* **REQUIREMENTS**: Pick out every line in the data below that holds "House".

(Data records)
──────────────────────────────
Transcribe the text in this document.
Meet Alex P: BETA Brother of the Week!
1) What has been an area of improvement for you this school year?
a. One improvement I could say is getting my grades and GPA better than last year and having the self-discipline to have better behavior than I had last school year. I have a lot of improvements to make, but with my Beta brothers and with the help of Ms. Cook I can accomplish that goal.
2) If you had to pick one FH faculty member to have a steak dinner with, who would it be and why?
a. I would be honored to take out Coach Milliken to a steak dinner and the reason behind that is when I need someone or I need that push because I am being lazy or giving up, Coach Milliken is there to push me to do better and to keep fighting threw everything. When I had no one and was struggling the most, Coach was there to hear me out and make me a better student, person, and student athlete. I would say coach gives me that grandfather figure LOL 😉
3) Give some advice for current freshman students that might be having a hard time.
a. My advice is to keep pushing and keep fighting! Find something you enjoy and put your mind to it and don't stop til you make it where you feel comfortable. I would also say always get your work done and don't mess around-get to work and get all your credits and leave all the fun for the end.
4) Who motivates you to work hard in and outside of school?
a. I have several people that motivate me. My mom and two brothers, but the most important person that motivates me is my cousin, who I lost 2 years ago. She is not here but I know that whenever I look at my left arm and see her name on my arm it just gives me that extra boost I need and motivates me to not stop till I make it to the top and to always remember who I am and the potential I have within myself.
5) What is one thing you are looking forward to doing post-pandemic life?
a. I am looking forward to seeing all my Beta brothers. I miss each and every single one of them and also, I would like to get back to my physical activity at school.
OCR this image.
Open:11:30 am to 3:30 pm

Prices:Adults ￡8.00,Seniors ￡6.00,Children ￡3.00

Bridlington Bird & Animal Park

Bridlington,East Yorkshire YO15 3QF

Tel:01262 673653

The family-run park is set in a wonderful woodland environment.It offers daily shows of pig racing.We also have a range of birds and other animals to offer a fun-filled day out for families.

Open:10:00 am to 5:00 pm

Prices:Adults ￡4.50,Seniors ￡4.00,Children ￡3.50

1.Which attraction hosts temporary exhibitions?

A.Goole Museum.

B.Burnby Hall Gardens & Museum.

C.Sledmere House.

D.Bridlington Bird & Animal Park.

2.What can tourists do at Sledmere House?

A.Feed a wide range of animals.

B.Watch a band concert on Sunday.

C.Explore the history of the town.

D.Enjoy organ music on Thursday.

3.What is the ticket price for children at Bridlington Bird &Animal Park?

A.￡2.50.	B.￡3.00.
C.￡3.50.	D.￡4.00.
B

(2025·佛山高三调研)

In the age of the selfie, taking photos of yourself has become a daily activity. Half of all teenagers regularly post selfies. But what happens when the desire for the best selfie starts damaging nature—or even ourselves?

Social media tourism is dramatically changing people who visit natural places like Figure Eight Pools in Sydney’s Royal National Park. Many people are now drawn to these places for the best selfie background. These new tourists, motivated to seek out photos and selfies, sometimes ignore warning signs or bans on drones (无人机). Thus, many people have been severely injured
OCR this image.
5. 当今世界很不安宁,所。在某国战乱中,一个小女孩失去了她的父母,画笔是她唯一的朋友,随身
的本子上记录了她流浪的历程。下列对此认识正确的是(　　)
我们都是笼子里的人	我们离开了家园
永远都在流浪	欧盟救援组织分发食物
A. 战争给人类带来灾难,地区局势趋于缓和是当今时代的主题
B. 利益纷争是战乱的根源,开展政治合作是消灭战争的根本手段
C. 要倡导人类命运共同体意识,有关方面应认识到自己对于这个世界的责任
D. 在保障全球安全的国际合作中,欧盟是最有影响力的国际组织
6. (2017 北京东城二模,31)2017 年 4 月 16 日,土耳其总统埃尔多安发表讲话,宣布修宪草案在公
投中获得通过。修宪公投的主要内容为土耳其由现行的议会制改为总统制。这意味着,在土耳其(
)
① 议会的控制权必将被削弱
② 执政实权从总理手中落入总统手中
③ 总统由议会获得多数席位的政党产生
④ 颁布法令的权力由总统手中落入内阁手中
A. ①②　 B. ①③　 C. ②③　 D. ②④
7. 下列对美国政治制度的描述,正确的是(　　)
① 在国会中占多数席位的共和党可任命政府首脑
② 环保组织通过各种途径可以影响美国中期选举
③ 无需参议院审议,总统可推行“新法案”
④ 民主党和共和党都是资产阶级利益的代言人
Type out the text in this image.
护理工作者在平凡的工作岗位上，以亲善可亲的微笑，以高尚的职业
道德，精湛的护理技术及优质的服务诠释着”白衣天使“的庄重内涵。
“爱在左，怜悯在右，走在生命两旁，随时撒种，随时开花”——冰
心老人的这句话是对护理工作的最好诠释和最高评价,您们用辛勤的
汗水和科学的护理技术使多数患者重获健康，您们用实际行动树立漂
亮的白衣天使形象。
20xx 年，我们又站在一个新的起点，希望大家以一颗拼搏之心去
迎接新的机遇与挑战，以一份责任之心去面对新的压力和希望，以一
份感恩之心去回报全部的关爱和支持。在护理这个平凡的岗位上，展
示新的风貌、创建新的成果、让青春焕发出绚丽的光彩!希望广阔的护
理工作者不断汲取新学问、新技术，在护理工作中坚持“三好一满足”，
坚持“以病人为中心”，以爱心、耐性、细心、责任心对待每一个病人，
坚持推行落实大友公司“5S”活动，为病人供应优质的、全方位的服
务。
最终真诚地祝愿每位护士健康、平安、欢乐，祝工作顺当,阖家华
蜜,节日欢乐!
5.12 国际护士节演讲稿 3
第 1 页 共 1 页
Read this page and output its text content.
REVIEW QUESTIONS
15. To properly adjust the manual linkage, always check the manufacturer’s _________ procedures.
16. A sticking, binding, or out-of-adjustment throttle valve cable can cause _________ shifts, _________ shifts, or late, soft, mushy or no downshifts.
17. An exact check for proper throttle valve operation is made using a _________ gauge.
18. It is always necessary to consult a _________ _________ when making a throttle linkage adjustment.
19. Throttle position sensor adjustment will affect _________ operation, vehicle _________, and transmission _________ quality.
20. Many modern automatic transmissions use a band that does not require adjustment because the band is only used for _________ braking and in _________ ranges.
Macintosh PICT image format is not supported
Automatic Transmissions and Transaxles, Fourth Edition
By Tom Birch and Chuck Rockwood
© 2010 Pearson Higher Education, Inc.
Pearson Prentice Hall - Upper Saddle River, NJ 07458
──────────────────────────────
* **SOLUTION FOR THIS EXERCISE**:
C.Sledmere House.
2.What can tourists do at Sledmere House?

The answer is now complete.